**Stated problem**.
Copy out all of the material below without changing a word, and leave the pictures out.

Visual layout annotation data
--- Begin ---

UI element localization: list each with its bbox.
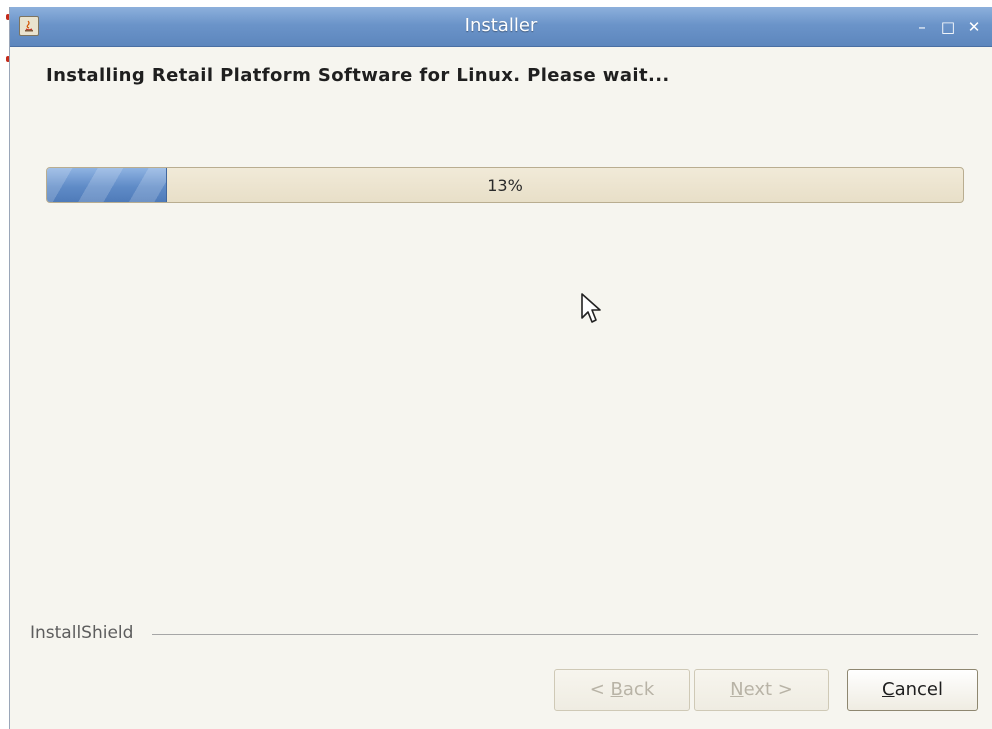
separator-line	[152, 634, 978, 635]
window-title: Installer	[464, 15, 538, 36]
next-button-mnemonic: N	[730, 679, 744, 700]
close-button[interactable]: ✕	[962, 15, 986, 39]
next-button-label-rest: ext >	[743, 679, 793, 700]
minimize-button[interactable]: –	[910, 15, 934, 39]
next-button[interactable]: Next >	[694, 669, 829, 711]
cancel-button[interactable]: Cancel	[847, 669, 978, 711]
install-progress-bar: 13%	[46, 167, 964, 203]
back-button[interactable]: < Back	[554, 669, 690, 711]
cancel-button-mnemonic: C	[882, 679, 895, 700]
cancel-button-label-rest: ancel	[894, 679, 943, 700]
title-bar[interactable]: Installer – □ ✕	[10, 7, 992, 47]
installer-window: Installer – □ ✕ Installing Retail Platfo…	[9, 7, 992, 729]
brand-separator: InstallShield	[30, 623, 978, 645]
mouse-pointer-icon	[580, 292, 602, 330]
window-controls: – □ ✕	[910, 15, 986, 39]
back-button-mnemonic: B	[610, 679, 623, 700]
installshield-brand-label: InstallShield	[30, 623, 142, 643]
back-button-label-rest: ack	[622, 679, 655, 700]
status-heading: Installing Retail Platform Software for …	[46, 65, 670, 86]
maximize-button[interactable]: □	[936, 15, 960, 39]
progress-percent-label: 13%	[487, 176, 523, 195]
back-button-prefix: <	[589, 679, 611, 700]
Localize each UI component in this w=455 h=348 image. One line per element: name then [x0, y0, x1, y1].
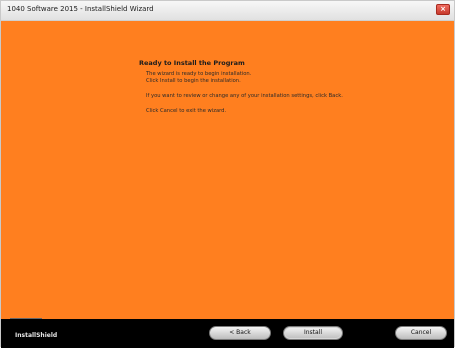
info-line-1: The wizard is ready to begin installatio…	[146, 71, 252, 77]
info-line-2: Click Install to begin the installation.	[146, 78, 241, 84]
window-title: 1040 Software 2015 - InstallShield Wizar…	[7, 5, 154, 13]
title-bar: 1040 Software 2015 - InstallShield Wizar…	[1, 1, 454, 21]
installshield-brand: InstallShield	[15, 332, 58, 339]
page-title: Ready to Install the Program	[139, 59, 245, 67]
info-line-4: Click Cancel to exit the wizard.	[146, 108, 227, 114]
install-button[interactable]: Install	[283, 326, 343, 340]
info-line-3: If you want to review or change any of y…	[146, 93, 343, 99]
cancel-button-label: Cancel	[410, 329, 432, 336]
back-button[interactable]: < Back	[209, 326, 271, 340]
installer-window: 1040 Software 2015 - InstallShield Wizar…	[0, 0, 455, 348]
install-button-label: Install	[303, 329, 323, 336]
close-icon: ×	[440, 5, 446, 13]
back-button-label: < Back	[229, 329, 251, 336]
cancel-button[interactable]: Cancel	[395, 326, 447, 340]
close-button[interactable]: ×	[436, 4, 450, 15]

--- End ---

**Response below**.
UI element localization: list each with its bbox.
separator-line	[152, 634, 978, 635]
window-title: Installer	[464, 15, 538, 36]
next-button-mnemonic: N	[730, 679, 744, 700]
close-button[interactable]: ✕	[962, 15, 986, 39]
next-button-label-rest: ext >	[743, 679, 793, 700]
minimize-button[interactable]: –	[910, 15, 934, 39]
next-button[interactable]: Next >	[694, 669, 829, 711]
cancel-button[interactable]: Cancel	[847, 669, 978, 711]
install-progress-bar: 13%	[46, 167, 964, 203]
back-button[interactable]: < Back	[554, 669, 690, 711]
cancel-button-mnemonic: C	[882, 679, 895, 700]
cancel-button-label-rest: ancel	[894, 679, 943, 700]
title-bar[interactable]: Installer – □ ✕	[10, 7, 992, 47]
installer-window: Installer – □ ✕ Installing Retail Platfo…	[9, 7, 992, 729]
brand-separator: InstallShield	[30, 623, 978, 645]
mouse-pointer-icon	[580, 292, 602, 330]
window-controls: – □ ✕	[910, 15, 986, 39]
back-button-mnemonic: B	[610, 679, 623, 700]
installshield-brand-label: InstallShield	[30, 623, 142, 643]
back-button-label-rest: ack	[622, 679, 655, 700]
status-heading: Installing Retail Platform Software for …	[46, 65, 670, 86]
maximize-button[interactable]: □	[936, 15, 960, 39]
progress-percent-label: 13%	[487, 176, 523, 195]
back-button-prefix: <	[589, 679, 611, 700]
Localize each UI component in this w=455 h=348 image. One line per element: name then [x0, y0, x1, y1].
info-line-1: The wizard is ready to begin installatio…	[146, 71, 252, 77]
info-line-2: Click Install to begin the installation.	[146, 78, 241, 84]
window-title: 1040 Software 2015 - InstallShield Wizar…	[7, 5, 154, 13]
title-bar: 1040 Software 2015 - InstallShield Wizar…	[1, 1, 454, 21]
installshield-brand: InstallShield	[15, 332, 58, 339]
page-title: Ready to Install the Program	[139, 59, 245, 67]
info-line-4: Click Cancel to exit the wizard.	[146, 108, 227, 114]
install-button[interactable]: Install	[283, 326, 343, 340]
info-line-3: If you want to review or change any of y…	[146, 93, 343, 99]
cancel-button-label: Cancel	[410, 329, 432, 336]
back-button[interactable]: < Back	[209, 326, 271, 340]
installer-window: 1040 Software 2015 - InstallShield Wizar…	[0, 0, 455, 348]
install-button-label: Install	[303, 329, 323, 336]
close-icon: ×	[440, 5, 446, 13]
back-button-label: < Back	[229, 329, 251, 336]
cancel-button[interactable]: Cancel	[395, 326, 447, 340]
close-button[interactable]: ×	[436, 4, 450, 15]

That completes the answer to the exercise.